_Texto proporcionado_
####################
Una ligera e increíble semblanza de Merbin Barros, diomedista número uno de Colombia. La idolatría del colombiano que persiguió un saludo durante treinta años.
Por Jaime De la Hoz Simanca
— ¿Cuántos días lloró a Diomedes?
—Hasta el presente…
A Merbin Barros Díaz todavía se le resquebraja la voz cuando responde sobre la muerte de El Cacique de la Junta, su ídolo. Después, respira hasta el alma para neutralizar el llanto que estalla como una descarga ahogada. Son gemidos de verdad, lanzados con una sinceridad que contagia, y en medio de interrogantes que uno se formula al verlo despojado de toda familiaridad o de cualquier interés personal.
¿Por qué llora Merbin? Hay razones, múltiples e increíbles todas, pues la muerte de Diomedes no determinó su ruina económica ni acabó con su vida familiar ni afectó su hogar conformado por una mujer, Dianora Dovale, que lo acompaña desde hace treinta años, y dos hijos que comprendieron siempre su alegría y toleran ahora un dolor que se asoma en la orilla de sus ojos, en forma de lágrimas.
Luce una camisa a cuadros rojo y blanco, sólo abotonada abajo. La apertura, tal vez deliberada, permite ver un suéter en el que sobresale el rostro sonriente de Diomedes Díaz, el cantante de música vallenata que pareciera haberlo poseído. O, quién sabe, es una deidad con un poder de seducción tal que atrapó a su seguidor y lo convirtió en el diomedista número uno de Colombia con el propósito de que anduviera caminos entonando, una a una, las 485 canciones que interpretó el juglar, y refiriendo a su paso que el hijo mimado de La Junta es lo más grande que ha dado esta tierra de desagradecidos.
En la esquina inferior del cuello de la camisa tiene adherida una miniatura de la Virgen del Carmen, la patrona legendaria que acompañó a Diomedes Díaz hasta el momento de su muerte, el 22 de diciembre de 2013, día en el que Merbin sintió que el mundo se derrumbaba frente a sus ojos y que ya no valía la pena vivir, para qué, si su otro yo se había ido para siempre sin que él estuviera cerca para haberlo despedido con un repertorio de canciones desgarradoras.
La otra Virgen del Carmen que posee es una escultura de cerámica que guarda con recelo en el cuarto de su casa después de haber sido bendecida en Riohacha por el monseñor Zuleta. Sólo la hace visible los 26 de mayo, día del cumpleaños de Diomedes, y con la intención de que ilumine a los otros diomedistas que se arremolinan en la terraza de su residencia para celebrar el acontecimiento en medio de la música de El Cacique, de centenares de cervezas, y de breves ríos de Old Parr.
También luce una gruesa cadena alrededor del cuello y le pregunto si es de oro. Responde que no, que es de las que se están usando por ahí; enseguida anota que la que usaba Diomedes era de oro. Y clava el primer banderillazo al afirmar que lo que sí tiene es un Rolex legítimo que sólo se pone los 26 de mayo, en diciembre y el día de su cumpleaños. “Lo compré porque Diomedes usaba uno igual”, agrega.
####################
_Instrucciones y requisitos_
Según la semblanza de Merbin Barros, ¿en qué ocasiones se pone él su Rolex legítimo? Para responder, apóyese únicamente en la semblanza de Merbin Barros.

_Datos disponibles_
####################
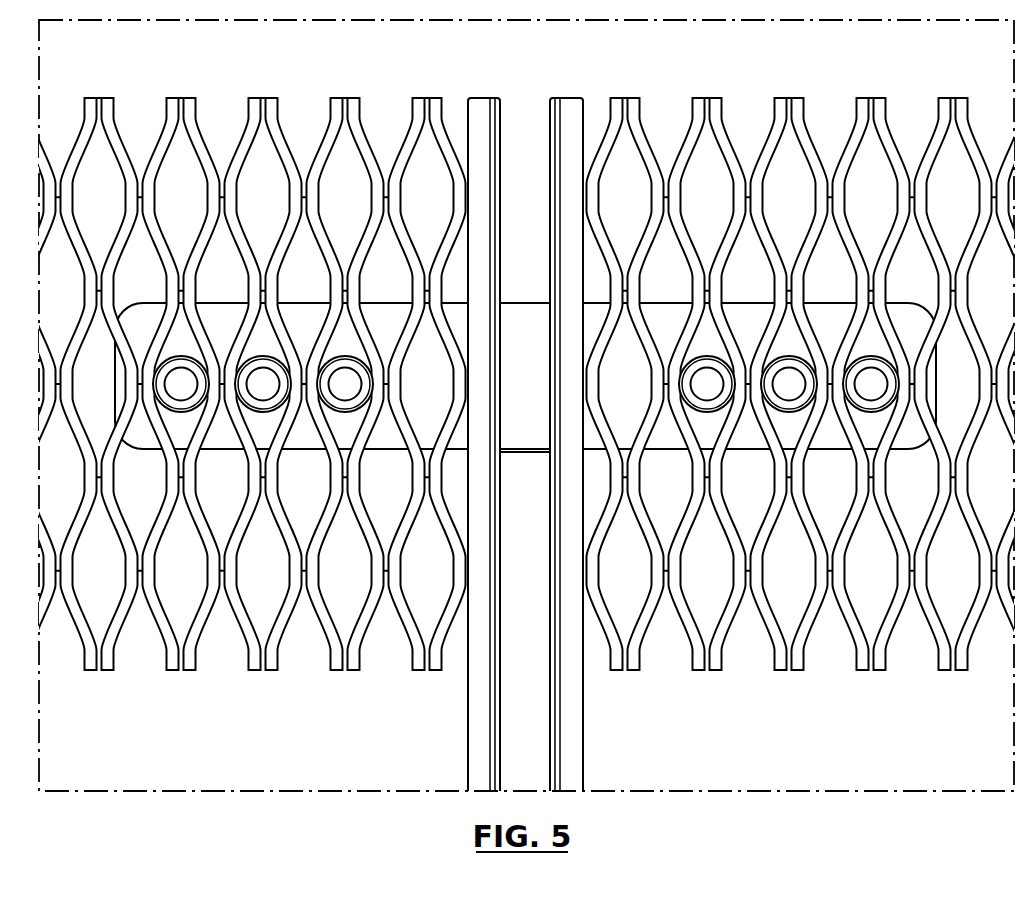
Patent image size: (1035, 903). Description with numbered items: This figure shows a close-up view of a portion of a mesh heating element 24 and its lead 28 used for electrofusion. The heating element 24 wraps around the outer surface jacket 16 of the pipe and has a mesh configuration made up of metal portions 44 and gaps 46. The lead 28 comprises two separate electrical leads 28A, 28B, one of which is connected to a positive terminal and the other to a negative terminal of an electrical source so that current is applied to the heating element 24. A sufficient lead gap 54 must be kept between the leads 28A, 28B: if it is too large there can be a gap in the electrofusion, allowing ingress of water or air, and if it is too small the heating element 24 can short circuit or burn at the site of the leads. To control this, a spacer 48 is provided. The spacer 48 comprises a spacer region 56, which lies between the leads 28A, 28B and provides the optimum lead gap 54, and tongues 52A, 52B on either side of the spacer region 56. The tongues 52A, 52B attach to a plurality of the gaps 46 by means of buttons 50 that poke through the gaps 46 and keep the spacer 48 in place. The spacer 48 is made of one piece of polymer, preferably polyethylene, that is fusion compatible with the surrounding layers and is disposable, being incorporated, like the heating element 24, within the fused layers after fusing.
####################
_Resultado del ejercicio_
Se lo pone solo los 26 de mayo, en diciembre y el día de su cumpleaños.